#### Directions for this task:
Return each line containing "Precipitation".

#### Records shown:
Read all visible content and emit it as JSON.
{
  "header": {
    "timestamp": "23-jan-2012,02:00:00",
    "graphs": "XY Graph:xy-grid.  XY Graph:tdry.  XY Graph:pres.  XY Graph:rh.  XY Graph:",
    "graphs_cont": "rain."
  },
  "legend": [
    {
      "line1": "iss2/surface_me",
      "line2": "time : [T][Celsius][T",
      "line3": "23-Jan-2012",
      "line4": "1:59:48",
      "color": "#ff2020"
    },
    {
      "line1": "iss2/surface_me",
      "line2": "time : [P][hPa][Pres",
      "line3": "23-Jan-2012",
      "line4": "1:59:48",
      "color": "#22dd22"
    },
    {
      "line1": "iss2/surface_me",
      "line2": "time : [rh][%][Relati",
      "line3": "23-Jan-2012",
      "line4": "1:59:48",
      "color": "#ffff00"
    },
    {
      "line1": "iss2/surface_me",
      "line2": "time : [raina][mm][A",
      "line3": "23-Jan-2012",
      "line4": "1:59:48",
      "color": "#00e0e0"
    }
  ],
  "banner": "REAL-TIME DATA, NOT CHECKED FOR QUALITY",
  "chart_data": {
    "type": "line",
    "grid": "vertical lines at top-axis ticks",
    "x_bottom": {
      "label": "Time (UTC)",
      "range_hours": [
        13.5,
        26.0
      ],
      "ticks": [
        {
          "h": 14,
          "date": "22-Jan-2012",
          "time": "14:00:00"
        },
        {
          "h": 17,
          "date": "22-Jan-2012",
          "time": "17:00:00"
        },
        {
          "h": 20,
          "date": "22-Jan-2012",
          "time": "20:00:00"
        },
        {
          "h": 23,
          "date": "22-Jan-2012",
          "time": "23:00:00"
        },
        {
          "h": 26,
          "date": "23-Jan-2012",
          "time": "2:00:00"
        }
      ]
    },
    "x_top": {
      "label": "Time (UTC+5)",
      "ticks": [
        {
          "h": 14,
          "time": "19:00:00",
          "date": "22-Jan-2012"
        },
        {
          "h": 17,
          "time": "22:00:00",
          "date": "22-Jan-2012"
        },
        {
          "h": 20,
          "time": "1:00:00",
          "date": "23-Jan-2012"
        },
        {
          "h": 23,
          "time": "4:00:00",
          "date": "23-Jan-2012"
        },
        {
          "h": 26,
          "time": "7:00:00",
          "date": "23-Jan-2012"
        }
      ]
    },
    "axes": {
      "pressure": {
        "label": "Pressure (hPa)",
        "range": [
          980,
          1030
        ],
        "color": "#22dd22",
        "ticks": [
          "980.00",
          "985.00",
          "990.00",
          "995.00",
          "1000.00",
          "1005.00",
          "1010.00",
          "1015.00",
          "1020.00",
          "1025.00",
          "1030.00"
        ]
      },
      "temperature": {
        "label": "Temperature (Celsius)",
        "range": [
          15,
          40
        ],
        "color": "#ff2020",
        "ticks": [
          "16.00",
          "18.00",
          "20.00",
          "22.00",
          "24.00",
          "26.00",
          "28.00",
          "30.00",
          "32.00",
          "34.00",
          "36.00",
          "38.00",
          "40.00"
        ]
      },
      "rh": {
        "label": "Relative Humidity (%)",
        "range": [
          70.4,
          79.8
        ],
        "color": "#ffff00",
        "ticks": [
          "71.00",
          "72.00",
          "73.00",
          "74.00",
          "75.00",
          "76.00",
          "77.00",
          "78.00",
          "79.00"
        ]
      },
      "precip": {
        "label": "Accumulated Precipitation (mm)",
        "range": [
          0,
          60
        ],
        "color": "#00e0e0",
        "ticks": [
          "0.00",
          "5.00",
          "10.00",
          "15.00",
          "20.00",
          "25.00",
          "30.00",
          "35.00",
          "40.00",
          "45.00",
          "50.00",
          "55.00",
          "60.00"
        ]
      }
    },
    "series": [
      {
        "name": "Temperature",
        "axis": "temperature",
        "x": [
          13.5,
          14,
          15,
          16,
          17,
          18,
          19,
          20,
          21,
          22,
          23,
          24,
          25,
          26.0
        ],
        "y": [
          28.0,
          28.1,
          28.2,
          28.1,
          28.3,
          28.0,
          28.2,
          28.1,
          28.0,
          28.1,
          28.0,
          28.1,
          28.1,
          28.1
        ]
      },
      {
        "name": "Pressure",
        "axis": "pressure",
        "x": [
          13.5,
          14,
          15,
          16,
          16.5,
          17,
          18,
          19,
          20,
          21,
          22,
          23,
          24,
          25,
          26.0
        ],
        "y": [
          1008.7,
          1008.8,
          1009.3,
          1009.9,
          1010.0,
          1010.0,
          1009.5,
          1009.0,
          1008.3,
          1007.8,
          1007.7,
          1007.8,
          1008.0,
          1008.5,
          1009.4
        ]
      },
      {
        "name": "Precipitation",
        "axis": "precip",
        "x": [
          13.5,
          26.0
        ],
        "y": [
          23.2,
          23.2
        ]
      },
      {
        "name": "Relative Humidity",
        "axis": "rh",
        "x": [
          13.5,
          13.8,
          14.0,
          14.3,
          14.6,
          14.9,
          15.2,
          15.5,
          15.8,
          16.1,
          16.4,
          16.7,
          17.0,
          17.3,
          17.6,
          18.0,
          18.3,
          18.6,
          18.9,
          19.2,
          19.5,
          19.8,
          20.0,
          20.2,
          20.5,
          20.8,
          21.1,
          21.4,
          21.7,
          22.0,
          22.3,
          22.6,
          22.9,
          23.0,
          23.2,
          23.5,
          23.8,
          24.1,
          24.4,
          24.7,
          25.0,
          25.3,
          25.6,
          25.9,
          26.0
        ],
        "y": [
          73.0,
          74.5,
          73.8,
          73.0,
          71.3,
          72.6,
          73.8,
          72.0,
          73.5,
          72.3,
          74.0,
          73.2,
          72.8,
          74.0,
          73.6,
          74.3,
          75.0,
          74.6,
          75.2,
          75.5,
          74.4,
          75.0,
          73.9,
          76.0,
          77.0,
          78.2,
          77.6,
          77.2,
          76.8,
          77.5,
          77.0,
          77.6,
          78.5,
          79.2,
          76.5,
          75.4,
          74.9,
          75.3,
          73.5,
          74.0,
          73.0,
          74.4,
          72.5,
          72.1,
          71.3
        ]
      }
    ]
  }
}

---

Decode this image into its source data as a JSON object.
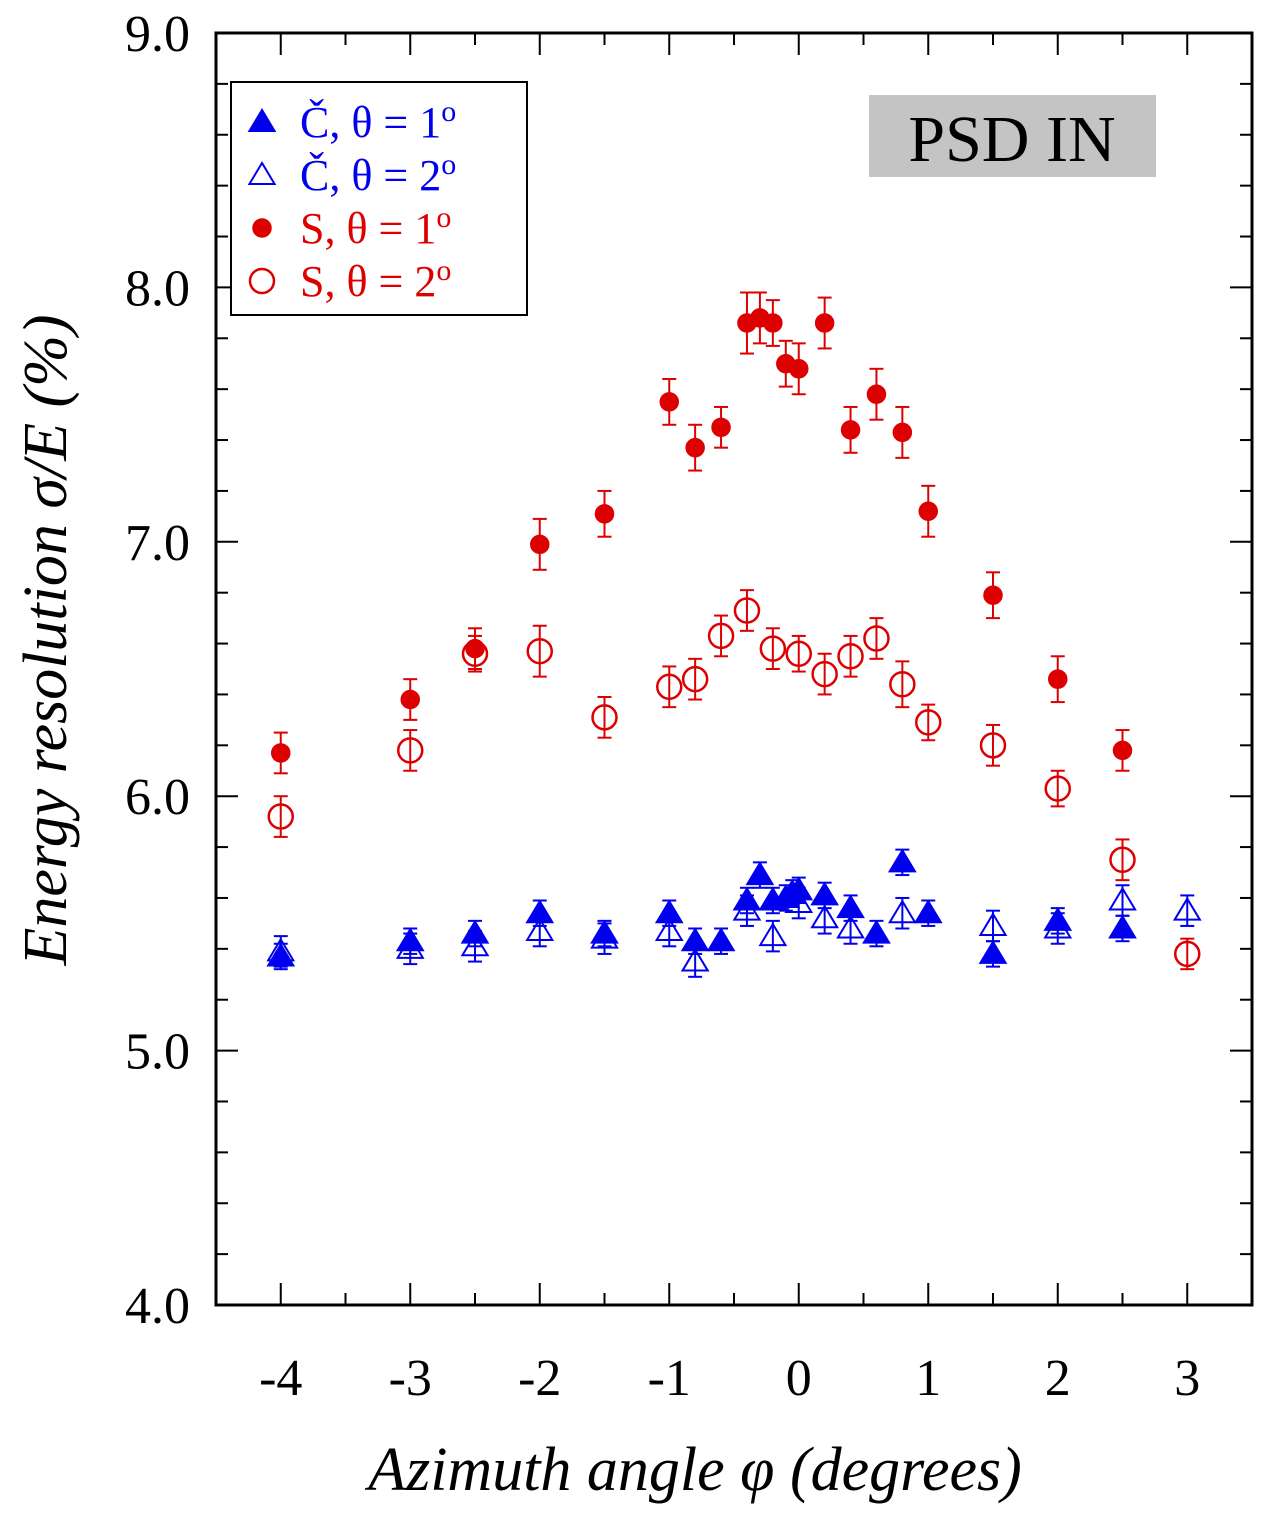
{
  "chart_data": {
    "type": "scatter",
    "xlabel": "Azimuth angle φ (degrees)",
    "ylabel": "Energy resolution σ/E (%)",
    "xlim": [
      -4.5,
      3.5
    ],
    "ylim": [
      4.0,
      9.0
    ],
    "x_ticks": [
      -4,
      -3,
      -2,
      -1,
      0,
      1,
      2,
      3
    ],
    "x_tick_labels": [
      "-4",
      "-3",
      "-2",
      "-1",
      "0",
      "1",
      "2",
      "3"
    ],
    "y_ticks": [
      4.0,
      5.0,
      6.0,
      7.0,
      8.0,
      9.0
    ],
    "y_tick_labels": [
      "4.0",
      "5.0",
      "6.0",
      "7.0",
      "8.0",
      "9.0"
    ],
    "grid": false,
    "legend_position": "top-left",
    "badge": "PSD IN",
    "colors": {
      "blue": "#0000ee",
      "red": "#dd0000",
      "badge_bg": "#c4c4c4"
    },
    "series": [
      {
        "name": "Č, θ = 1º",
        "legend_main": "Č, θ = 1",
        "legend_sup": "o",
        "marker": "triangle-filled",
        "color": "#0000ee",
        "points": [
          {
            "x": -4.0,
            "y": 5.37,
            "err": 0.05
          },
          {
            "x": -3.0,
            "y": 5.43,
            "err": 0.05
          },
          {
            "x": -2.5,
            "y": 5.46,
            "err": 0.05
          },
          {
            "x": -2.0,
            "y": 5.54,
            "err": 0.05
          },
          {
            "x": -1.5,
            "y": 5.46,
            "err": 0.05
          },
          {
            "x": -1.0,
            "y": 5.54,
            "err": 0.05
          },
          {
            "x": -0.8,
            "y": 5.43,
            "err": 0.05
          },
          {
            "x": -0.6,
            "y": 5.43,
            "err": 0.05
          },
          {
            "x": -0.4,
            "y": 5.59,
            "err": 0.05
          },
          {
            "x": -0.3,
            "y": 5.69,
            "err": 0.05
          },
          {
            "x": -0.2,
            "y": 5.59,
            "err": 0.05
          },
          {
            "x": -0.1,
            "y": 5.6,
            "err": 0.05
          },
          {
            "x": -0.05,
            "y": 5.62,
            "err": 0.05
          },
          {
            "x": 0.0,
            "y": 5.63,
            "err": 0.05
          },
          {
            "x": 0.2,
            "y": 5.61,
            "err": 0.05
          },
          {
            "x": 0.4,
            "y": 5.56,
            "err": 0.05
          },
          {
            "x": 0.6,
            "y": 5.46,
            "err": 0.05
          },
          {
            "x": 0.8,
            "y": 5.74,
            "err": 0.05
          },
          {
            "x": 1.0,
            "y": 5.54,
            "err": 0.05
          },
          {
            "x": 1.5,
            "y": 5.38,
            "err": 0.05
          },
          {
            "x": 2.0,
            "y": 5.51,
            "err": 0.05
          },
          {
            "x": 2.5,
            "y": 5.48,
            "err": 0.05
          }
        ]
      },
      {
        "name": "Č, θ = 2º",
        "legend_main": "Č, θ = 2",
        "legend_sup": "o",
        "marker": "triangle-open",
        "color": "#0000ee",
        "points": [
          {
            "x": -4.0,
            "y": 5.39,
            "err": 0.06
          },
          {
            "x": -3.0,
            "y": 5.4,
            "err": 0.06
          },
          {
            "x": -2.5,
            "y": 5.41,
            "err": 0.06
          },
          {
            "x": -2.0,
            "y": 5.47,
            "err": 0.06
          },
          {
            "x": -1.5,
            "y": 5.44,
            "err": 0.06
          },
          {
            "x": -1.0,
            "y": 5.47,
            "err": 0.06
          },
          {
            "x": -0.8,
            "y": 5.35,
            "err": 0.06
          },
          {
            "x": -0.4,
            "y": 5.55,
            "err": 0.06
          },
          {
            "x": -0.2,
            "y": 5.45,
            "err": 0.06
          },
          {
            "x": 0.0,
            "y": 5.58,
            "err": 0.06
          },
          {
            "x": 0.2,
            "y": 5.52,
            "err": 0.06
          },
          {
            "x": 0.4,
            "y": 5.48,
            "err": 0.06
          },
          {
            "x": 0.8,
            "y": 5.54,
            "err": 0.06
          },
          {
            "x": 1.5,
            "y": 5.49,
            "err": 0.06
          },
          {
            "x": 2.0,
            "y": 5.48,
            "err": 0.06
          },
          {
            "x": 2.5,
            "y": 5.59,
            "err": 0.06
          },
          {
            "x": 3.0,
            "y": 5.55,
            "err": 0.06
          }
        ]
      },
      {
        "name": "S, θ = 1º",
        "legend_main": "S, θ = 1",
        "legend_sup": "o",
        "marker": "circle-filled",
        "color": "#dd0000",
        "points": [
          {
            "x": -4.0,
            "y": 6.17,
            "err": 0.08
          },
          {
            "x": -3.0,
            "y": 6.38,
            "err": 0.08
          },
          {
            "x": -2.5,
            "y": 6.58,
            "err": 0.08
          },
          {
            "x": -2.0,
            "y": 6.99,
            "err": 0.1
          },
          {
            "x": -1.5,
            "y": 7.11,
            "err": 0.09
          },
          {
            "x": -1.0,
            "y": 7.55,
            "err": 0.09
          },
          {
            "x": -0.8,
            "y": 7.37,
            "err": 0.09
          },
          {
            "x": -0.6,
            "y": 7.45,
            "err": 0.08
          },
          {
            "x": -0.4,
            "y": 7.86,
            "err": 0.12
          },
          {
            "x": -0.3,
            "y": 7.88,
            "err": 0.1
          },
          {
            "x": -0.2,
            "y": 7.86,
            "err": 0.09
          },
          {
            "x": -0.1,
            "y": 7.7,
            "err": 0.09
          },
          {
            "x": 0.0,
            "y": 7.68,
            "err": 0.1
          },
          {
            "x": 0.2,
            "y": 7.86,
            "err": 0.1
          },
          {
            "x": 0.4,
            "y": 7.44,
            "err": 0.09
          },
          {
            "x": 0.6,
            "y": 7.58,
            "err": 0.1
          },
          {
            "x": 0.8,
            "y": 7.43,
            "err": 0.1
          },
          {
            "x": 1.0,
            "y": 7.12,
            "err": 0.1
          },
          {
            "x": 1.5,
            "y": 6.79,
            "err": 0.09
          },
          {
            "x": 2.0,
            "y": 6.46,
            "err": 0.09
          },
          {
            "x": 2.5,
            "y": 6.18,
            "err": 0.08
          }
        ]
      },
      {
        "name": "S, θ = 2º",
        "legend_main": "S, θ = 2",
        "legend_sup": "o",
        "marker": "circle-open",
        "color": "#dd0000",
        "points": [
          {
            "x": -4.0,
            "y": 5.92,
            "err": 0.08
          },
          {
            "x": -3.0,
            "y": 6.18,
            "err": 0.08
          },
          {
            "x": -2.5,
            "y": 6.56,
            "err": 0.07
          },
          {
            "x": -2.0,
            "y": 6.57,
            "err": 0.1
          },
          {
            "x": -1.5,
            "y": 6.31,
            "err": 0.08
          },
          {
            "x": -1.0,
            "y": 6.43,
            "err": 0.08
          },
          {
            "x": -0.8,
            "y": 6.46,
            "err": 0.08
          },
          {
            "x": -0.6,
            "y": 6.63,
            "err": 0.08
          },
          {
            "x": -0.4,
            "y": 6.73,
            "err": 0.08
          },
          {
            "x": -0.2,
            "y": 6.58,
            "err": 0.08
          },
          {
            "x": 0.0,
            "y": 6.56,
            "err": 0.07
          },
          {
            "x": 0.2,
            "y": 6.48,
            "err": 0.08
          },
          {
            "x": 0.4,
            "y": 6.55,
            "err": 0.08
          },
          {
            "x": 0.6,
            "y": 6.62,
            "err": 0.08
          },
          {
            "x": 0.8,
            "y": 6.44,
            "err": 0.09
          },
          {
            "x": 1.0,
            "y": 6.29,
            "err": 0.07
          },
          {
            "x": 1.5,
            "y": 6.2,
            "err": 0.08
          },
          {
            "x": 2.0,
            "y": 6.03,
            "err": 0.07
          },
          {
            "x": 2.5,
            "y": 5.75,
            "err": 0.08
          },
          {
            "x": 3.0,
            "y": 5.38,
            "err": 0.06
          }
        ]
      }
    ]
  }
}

--

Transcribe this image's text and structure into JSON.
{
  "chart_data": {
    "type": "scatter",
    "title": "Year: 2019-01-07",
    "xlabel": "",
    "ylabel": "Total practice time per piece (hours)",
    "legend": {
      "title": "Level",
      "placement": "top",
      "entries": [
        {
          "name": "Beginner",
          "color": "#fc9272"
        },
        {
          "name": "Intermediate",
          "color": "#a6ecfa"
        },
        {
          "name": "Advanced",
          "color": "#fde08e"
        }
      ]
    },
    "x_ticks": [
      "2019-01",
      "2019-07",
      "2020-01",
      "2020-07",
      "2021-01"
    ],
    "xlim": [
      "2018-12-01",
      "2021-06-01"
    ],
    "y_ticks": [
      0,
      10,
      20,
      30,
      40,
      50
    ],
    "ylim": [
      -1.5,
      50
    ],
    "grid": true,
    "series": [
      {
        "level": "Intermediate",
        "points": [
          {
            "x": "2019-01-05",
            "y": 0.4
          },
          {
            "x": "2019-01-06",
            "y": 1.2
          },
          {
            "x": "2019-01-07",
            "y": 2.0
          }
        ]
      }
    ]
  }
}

#### Task response:
        "label": "Accumulated Precipitation (mm)",
        "name": "Precipitation",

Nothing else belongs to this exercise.